__Exercise objective__
Leave out the images and repeat the listing below without a single change.
__________
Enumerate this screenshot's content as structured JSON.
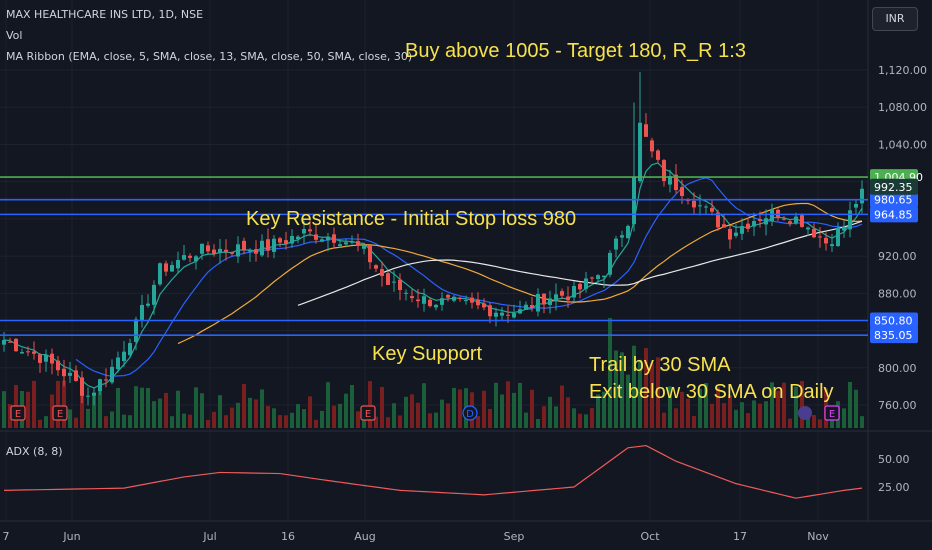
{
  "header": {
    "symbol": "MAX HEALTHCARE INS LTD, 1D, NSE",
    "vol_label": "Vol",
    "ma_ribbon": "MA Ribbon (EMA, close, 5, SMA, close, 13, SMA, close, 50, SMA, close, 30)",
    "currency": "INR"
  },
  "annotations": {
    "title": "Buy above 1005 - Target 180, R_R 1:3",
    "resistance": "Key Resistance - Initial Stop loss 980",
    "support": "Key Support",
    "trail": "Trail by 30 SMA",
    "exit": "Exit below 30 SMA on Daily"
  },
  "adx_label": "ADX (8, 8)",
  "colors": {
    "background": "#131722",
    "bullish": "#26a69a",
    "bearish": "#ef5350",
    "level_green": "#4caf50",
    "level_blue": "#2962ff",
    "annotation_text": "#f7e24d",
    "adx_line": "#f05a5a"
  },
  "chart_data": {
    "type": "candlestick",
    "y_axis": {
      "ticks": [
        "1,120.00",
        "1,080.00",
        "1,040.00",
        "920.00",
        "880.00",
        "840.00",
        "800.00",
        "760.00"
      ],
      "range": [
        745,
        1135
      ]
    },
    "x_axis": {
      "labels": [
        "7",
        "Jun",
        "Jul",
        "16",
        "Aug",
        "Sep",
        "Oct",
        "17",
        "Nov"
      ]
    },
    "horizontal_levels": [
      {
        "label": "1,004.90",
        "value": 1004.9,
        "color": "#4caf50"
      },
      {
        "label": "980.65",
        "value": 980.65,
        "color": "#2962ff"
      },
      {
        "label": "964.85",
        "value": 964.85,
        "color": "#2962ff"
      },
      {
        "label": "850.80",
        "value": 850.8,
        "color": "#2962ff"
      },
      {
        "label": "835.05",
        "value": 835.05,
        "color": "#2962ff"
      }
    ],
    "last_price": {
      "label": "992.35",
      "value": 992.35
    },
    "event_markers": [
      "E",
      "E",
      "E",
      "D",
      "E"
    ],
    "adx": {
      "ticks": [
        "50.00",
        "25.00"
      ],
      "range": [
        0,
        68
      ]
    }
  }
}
__________
__Correct response__
Enumerate this screenshot's content as structured JSON.
{
  "header": {
    "symbol": "MAX HEALTHCARE INS LTD, 1D, NSE",
    "vol_label": "Vol",
    "ma_ribbon": "MA Ribbon (EMA, close, 5, SMA, close, 13, SMA, close, 50, SMA, close, 30)",
    "currency": "INR"
  },
  "annotations": {
    "title": "Buy above 1005 - Target 180, R_R 1:3",
    "resistance": "Key Resistance - Initial Stop loss 980",
    "support": "Key Support",
    "trail": "Trail by 30 SMA",
    "exit": "Exit below 30 SMA on Daily"
  },
  "adx_label": "ADX (8, 8)",
  "colors": {
    "background": "#131722",
    "bullish": "#26a69a",
    "bearish": "#ef5350",
    "level_green": "#4caf50",
    "level_blue": "#2962ff",
    "annotation_text": "#f7e24d",
    "adx_line": "#f05a5a"
  },
  "chart_data": {
    "type": "candlestick",
    "y_axis": {
      "ticks": [
        "1,120.00",
        "1,080.00",
        "1,040.00",
        "920.00",
        "880.00",
        "840.00",
        "800.00",
        "760.00"
      ],
      "range": [
        745,
        1135
      ]
    },
    "x_axis": {
      "labels": [
        "7",
        "Jun",
        "Jul",
        "16",
        "Aug",
        "Sep",
        "Oct",
        "17",
        "Nov"
      ]
    },
    "horizontal_levels": [
      {
        "label": "1,004.90",
        "value": 1004.9,
        "color": "#4caf50"
      },
      {
        "label": "980.65",
        "value": 980.65,
        "color": "#2962ff"
      },
      {
        "label": "964.85",
        "value": 964.85,
        "color": "#2962ff"
      },
      {
        "label": "850.80",
        "value": 850.8,
        "color": "#2962ff"
      },
      {
        "label": "835.05",
        "value": 835.05,
        "color": "#2962ff"
      }
    ],
    "last_price": {
      "label": "992.35",
      "value": 992.35
    },
    "event_markers": [
      "E",
      "E",
      "E",
      "D",
      "E"
    ],
    "adx": {
      "ticks": [
        "50.00",
        "25.00"
      ],
      "range": [
        0,
        68
      ]
    }
  }
}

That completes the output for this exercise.